__What the exercise asks__.
Count how many lines of the material contain the string "unión", then give that number and nothing more.

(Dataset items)

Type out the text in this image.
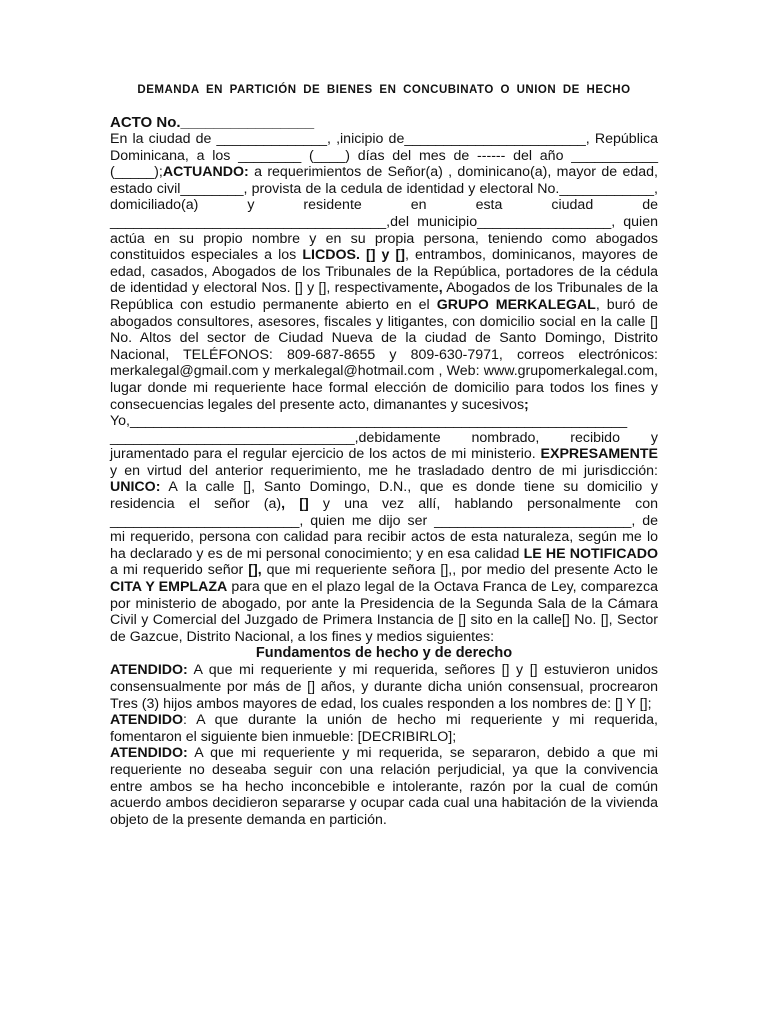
DEMANDA EN PARTICIÓN DE BIENES EN CONCUBINATO O UNION DE HECHO
ACTO No.________________

En la ciudad de ______________, ,inicipio de_______________________, República Dominicana, a los ________ (____) días del mes de ------ del año ___________ (_____);ACTUANDO: a requerimientos de Señor(a) , dominicano(a), mayor de edad, estado civil________, provista de la cedula de identidad y electoral No.____________, domiciliado(a) y residente en esta ciudad de ___________________________________,del municipio_________________, quien actúa en su propio nombre y en su propia persona, teniendo como abogados constituidos especiales a los LICDOS. [] y [], entrambos, dominicanos, mayores de edad, casados, Abogados de los Tribunales de la República, portadores de la cédula de identidad y electoral Nos. [] y [], respectivamente, Abogados de los Tribunales de la República con estudio permanente abierto en el GRUPO MERKALEGAL, buró de abogados consultores, asesores, fiscales y litigantes, con domicilio social en la calle [] No. Altos del sector de Ciudad Nueva de la ciudad de Santo Domingo, Distrito Nacional, TELÉFONOS: 809-687-8655 y 809-630-7971, correos electrónicos: merkalegal@gmail.com y merkalegal@hotmail.com , Web: www.grupomerkalegal.com, lugar donde mi requeriente hace formal elección de domicilio para todos los fines y consecuencias legales del presente acto, dimanantes y sucesivos;

Yo,_______________________________________________________________ _______________________________,debidamente nombrado, recibido y juramentado para el regular ejercicio de los actos de mi ministerio. EXPRESAMENTE y en virtud del anterior requerimiento, me he trasladado dentro de mi jurisdicción: UNICO: A la calle [], Santo Domingo, D.N., que es donde tiene su domicilio y residencia el señor (a), [] y una vez allí, hablando personalmente con ________________________, quien me dijo ser _________________________, de mi requerido, persona con calidad para recibir actos de esta naturaleza, según me lo ha declarado y es de mi personal conocimiento; y en esa calidad LE HE NOTIFICADO a mi requerido señor [], que mi requeriente señora [],, por medio del presente Acto le CITA Y EMPLAZA para que en el plazo legal de la Octava Franca de Ley, comparezca por ministerio de abogado, por ante la Presidencia de la Segunda Sala de la Cámara Civil y Comercial del Juzgado de Primera Instancia de [] sito en la calle[] No. [], Sector de Gazcue, Distrito Nacional, a los fines y medios siguientes:

Fundamentos de hecho y de derecho

ATENDIDO: A que mi requeriente y mi requerida, señores [] y [] estuvieron unidos consensualmente por más de [] años, y durante dicha unión consensual, procrearon Tres (3) hijos ambos mayores de edad, los cuales responden a los nombres de: [] Y [];

ATENDIDO: A que durante la unión de hecho mi requeriente y mi requerida, fomentaron el siguiente bien inmueble: [DECRIBIRLO];

ATENDIDO: A que mi requeriente y mi requerida, se separaron, debido a que mi requeriente no deseaba seguir con una relación perjudicial, ya que la convivencia entre ambos se ha hecho inconcebible e intolerante, razón por la cual de común acuerdo ambos decidieron separarse y ocupar cada cual una habitación de la vivienda objeto de la presente demanda en partición.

__Written answer__.
2